TASK GOAL - Locate all lines in the data below that hold "this" and show them.

MATERIAL SUPPLIED -
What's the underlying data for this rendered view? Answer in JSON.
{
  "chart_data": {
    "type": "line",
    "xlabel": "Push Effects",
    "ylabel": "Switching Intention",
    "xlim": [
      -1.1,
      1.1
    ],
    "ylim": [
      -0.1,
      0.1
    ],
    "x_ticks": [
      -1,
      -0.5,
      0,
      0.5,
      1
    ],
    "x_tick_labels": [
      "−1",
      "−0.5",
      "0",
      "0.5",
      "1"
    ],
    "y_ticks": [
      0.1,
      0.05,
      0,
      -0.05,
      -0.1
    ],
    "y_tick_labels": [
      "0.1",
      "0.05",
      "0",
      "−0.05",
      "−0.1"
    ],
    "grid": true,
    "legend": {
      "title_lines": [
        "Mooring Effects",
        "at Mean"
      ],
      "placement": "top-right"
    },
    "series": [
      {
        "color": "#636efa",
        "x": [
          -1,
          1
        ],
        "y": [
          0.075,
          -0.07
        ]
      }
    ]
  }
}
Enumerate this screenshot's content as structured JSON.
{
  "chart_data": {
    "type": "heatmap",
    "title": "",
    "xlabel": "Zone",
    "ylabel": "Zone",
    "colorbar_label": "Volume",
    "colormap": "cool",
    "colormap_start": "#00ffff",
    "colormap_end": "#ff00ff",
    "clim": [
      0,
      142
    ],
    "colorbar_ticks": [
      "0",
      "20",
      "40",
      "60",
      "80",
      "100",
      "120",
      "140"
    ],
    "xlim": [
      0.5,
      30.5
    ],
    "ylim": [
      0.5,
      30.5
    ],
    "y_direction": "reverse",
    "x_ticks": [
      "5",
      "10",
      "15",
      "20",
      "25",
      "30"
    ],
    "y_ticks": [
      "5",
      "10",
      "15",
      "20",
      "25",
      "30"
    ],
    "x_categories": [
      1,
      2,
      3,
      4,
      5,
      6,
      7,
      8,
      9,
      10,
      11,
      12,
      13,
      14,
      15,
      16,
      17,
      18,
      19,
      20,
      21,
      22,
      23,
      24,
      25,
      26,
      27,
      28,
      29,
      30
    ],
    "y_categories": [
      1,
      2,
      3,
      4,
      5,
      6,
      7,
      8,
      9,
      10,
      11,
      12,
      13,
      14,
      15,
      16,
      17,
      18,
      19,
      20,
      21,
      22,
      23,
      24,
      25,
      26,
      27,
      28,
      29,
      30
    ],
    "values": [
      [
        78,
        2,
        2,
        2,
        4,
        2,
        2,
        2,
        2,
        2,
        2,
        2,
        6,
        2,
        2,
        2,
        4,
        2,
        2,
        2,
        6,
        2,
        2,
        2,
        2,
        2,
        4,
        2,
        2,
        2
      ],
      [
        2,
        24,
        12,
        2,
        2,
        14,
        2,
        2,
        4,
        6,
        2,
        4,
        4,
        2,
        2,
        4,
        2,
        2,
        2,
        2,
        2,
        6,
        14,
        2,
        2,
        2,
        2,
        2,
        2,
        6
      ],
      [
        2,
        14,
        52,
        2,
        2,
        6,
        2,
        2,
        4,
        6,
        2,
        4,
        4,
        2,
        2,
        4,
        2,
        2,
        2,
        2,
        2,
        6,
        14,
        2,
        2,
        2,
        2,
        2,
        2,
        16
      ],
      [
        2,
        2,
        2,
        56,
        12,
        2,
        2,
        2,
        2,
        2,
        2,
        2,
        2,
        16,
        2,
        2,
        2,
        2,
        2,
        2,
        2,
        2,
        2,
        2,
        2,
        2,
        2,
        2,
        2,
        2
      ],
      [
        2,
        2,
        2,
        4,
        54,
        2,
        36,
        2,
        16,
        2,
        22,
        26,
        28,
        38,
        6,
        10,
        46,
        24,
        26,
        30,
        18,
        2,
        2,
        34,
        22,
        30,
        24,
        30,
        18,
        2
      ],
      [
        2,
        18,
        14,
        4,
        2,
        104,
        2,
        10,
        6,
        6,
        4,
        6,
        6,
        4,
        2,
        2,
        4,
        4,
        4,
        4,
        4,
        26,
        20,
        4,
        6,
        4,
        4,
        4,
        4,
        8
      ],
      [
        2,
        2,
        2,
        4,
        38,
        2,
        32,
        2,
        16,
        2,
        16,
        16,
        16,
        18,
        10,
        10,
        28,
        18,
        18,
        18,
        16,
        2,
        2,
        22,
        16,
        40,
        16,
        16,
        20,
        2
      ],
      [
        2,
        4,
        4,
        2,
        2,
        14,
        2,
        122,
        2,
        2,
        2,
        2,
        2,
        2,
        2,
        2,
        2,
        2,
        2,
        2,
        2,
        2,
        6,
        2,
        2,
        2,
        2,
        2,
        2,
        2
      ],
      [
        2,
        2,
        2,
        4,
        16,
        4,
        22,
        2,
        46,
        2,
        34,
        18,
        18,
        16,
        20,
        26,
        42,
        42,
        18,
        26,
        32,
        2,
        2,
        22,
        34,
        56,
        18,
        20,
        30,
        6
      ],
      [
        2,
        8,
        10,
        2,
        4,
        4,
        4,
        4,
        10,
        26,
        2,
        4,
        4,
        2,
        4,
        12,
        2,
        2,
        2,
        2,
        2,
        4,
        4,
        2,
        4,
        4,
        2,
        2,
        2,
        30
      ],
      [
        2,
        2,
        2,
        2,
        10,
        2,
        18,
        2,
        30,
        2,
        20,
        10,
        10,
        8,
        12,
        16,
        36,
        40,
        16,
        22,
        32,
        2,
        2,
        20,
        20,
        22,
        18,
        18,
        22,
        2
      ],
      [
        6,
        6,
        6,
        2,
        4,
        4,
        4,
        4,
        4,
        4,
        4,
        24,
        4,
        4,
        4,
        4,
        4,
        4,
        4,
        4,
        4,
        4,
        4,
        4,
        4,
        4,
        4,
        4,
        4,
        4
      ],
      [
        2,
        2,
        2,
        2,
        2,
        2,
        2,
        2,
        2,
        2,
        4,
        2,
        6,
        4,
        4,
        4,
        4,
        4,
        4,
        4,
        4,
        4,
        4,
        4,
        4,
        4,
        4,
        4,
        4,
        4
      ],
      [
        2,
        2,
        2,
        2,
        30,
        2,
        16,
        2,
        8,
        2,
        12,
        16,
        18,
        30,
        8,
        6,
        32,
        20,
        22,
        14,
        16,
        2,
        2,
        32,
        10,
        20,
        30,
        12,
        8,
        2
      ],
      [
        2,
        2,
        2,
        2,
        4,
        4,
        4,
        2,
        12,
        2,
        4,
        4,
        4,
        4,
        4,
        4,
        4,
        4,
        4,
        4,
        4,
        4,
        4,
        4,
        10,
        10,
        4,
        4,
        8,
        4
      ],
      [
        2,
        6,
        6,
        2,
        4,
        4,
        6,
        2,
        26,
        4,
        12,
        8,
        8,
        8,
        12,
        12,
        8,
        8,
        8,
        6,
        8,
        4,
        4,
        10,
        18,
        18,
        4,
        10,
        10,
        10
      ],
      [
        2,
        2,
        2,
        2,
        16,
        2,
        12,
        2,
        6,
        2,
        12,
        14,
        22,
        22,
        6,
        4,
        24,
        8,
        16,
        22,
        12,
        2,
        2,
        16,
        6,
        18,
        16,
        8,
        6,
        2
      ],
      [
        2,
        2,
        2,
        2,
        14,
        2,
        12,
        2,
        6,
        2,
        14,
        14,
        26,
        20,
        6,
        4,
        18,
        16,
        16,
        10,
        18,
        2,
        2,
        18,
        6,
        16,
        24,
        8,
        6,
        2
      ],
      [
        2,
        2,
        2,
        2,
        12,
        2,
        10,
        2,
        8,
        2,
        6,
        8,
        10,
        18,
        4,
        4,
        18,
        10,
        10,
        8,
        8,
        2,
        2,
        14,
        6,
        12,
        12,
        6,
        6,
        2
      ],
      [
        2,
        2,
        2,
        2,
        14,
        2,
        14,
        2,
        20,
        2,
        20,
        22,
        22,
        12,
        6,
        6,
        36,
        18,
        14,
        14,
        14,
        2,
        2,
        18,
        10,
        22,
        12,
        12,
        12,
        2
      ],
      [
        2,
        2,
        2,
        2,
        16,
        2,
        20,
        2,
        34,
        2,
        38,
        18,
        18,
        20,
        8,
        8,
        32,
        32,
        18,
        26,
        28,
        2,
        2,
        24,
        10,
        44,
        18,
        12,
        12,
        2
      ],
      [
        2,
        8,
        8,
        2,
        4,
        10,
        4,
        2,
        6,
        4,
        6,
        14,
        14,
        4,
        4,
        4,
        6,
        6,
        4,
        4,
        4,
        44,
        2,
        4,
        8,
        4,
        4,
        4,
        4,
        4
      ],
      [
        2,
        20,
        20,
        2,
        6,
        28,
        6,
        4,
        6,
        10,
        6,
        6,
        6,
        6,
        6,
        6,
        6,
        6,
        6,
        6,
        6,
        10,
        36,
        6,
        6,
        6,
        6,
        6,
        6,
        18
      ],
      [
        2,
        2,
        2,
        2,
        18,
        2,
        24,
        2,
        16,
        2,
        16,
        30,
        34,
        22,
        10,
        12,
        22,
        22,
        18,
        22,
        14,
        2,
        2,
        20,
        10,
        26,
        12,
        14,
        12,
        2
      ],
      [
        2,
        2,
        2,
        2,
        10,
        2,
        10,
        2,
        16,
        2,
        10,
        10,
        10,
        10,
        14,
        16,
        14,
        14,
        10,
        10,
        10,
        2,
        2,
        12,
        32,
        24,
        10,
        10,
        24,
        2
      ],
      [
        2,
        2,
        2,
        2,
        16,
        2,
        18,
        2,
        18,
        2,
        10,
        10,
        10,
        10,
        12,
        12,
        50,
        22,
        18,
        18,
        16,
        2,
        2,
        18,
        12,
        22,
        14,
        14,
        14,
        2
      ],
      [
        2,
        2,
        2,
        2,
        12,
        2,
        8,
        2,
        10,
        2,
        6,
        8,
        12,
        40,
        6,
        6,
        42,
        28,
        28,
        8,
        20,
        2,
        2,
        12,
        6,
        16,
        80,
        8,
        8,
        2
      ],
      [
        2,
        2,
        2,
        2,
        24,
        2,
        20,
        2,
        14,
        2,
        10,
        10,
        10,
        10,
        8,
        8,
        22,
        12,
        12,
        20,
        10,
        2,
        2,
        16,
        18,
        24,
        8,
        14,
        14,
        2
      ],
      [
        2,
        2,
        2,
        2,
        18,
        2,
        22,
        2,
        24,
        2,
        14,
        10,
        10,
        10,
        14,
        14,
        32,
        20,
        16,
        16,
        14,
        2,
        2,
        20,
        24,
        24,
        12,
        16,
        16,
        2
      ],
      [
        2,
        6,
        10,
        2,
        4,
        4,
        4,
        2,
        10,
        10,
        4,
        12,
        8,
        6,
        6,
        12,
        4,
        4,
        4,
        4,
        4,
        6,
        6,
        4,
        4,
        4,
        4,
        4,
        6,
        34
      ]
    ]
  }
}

THE RESULT -
What's the underlying data for this rendered view? Answer in JSON.
Enumerate this screenshot's content as structured JSON.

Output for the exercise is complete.